• [WHAT THE TASK REQUIRES] No images are to be carried over; print all other material exactly as it stands.

-- Start of EXTRACTED MATERIAL --

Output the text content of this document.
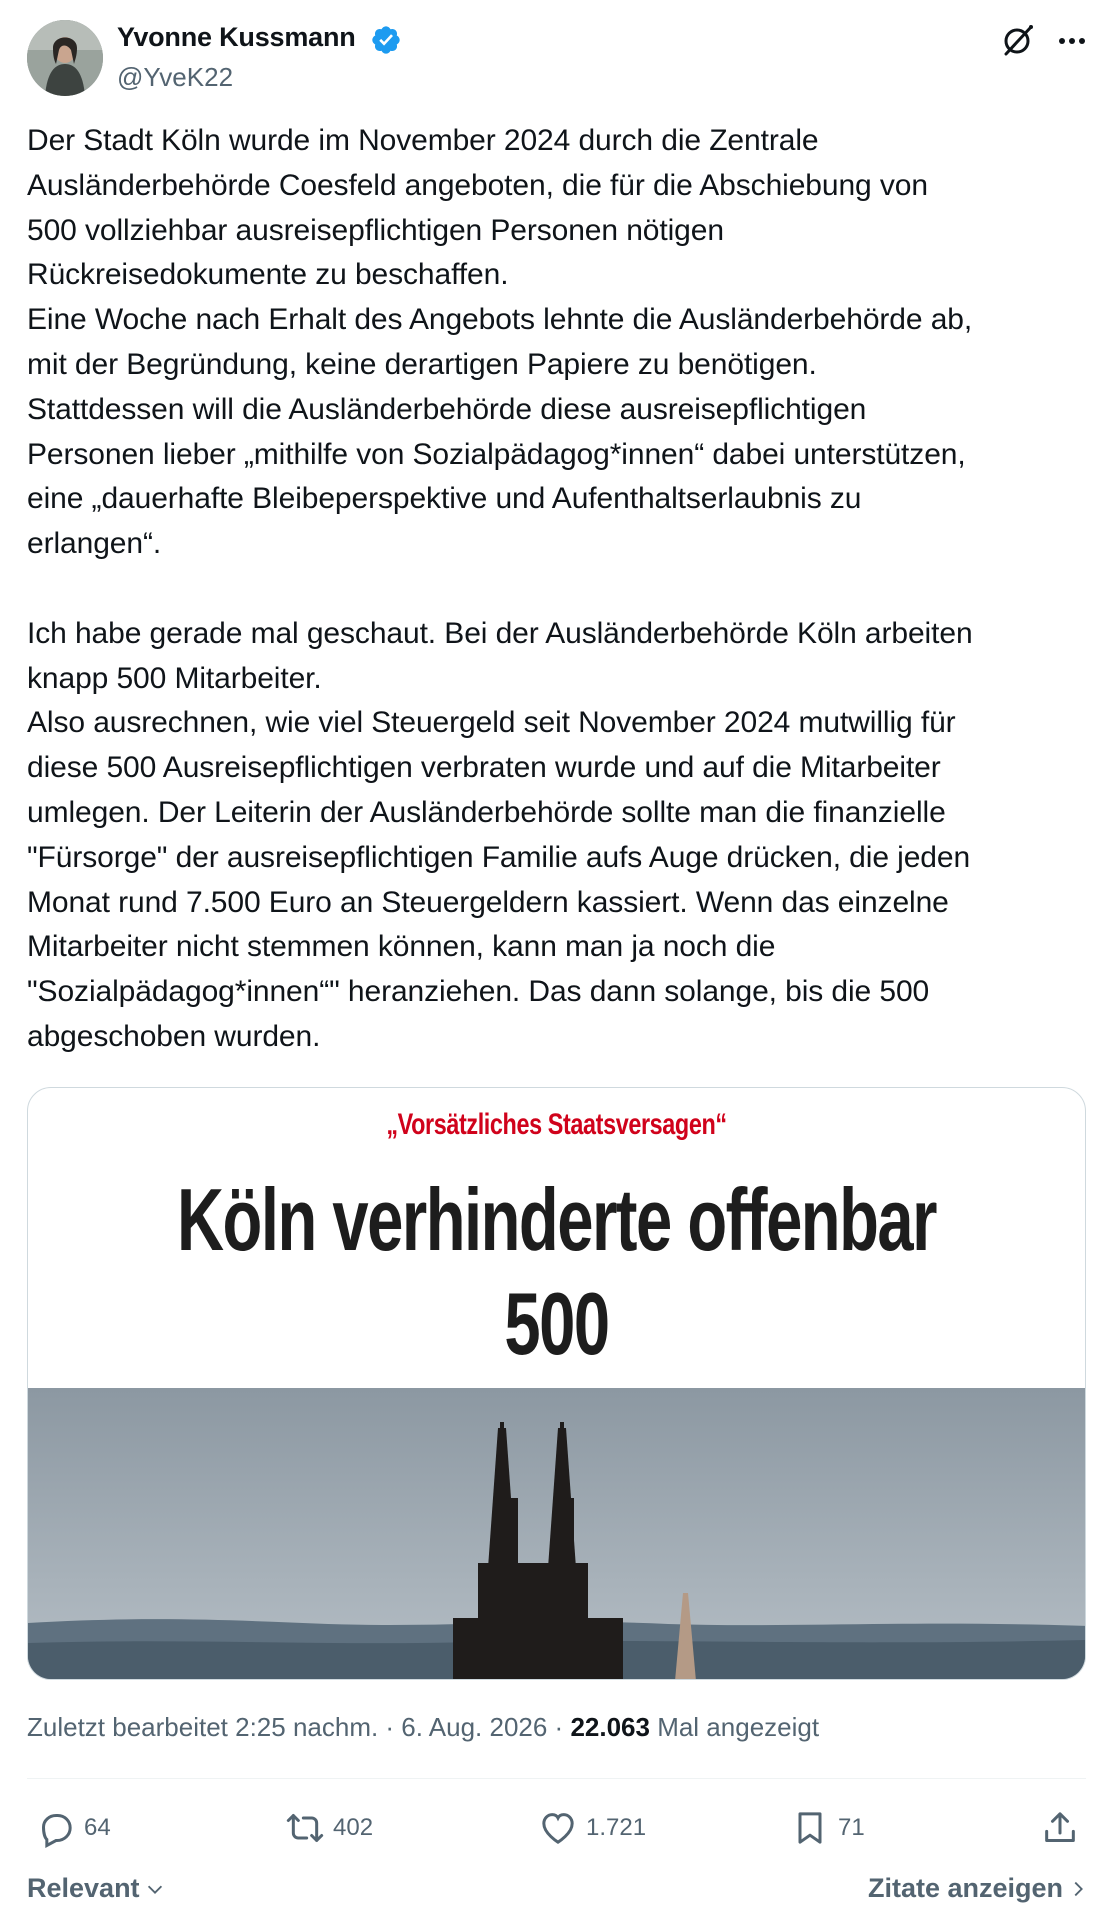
Yvonne Kussmann
@YveK22
Der Stadt Köln wurde im November 2024 durch die Zentrale
Ausländerbehörde Coesfeld angeboten, die für die Abschiebung von
500 vollziehbar ausreisepflichtigen Personen nötigen
Rückreisedokumente zu beschaffen.
Eine Woche nach Erhalt des Angebots lehnte die Ausländerbehörde ab,
mit der Begründung, keine derartigen Papiere zu benötigen.
Stattdessen will die Ausländerbehörde diese ausreisepflichtigen
Personen lieber „mithilfe von Sozialpädagog*innen“ dabei unterstützen,
eine „dauerhafte Bleibeperspektive und Aufenthaltserlaubnis zu
erlangen“.

Ich habe gerade mal geschaut. Bei der Ausländerbehörde Köln arbeiten
knapp 500 Mitarbeiter.
Also ausrechnen, wie viel Steuergeld seit November 2024 mutwillig für
diese 500 Ausreisepflichtigen verbraten wurde und auf die Mitarbeiter
umlegen. Der Leiterin der Ausländerbehörde sollte man die finanzielle
"Fürsorge" der ausreisepflichtigen Familie aufs Auge drücken, die jeden
Monat rund 7.500 Euro an Steuergeldern kassiert. Wenn das einzelne
Mitarbeiter nicht stemmen können, kann man ja noch die
"Sozialpädagog*innen“" heranziehen. Das dann solange, bis die 500
abgeschoben wurden.
„Vorsätzliches Staatsversagen“
Köln verhinderte offenbar 500
Zuletzt bearbeitet 2:25 nachm. · 6. Aug. 2026 · 22.063 Mal angezeigt
64	402	1.721	71
Relevant	Zitate anzeigen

-- End of EXTRACTED MATERIAL --

• [ANSWER TO THIS EXERCISE]
Output the text content of this document.
Yvonne Kussmann
@YveK22
Der Stadt Köln wurde im November 2024 durch die Zentrale
Ausländerbehörde Coesfeld angeboten, die für die Abschiebung von
500 vollziehbar ausreisepflichtigen Personen nötigen
Rückreisedokumente zu beschaffen.
Eine Woche nach Erhalt des Angebots lehnte die Ausländerbehörde ab,
mit der Begründung, keine derartigen Papiere zu benötigen.
Stattdessen will die Ausländerbehörde diese ausreisepflichtigen
Personen lieber „mithilfe von Sozialpädagog*innen“ dabei unterstützen,
eine „dauerhafte Bleibeperspektive und Aufenthaltserlaubnis zu
erlangen“.

Ich habe gerade mal geschaut. Bei der Ausländerbehörde Köln arbeiten
knapp 500 Mitarbeiter.
Also ausrechnen, wie viel Steuergeld seit November 2024 mutwillig für
diese 500 Ausreisepflichtigen verbraten wurde und auf die Mitarbeiter
umlegen. Der Leiterin der Ausländerbehörde sollte man die finanzielle
"Fürsorge" der ausreisepflichtigen Familie aufs Auge drücken, die jeden
Monat rund 7.500 Euro an Steuergeldern kassiert. Wenn das einzelne
Mitarbeiter nicht stemmen können, kann man ja noch die
"Sozialpädagog*innen“" heranziehen. Das dann solange, bis die 500
abgeschoben wurden.
„Vorsätzliches Staatsversagen“
Köln verhinderte offenbar 500
Zuletzt bearbeitet 2:25 nachm. · 6. Aug. 2026 · 22.063 Mal angezeigt
64	402	1.721	71
Relevant	Zitate anzeigen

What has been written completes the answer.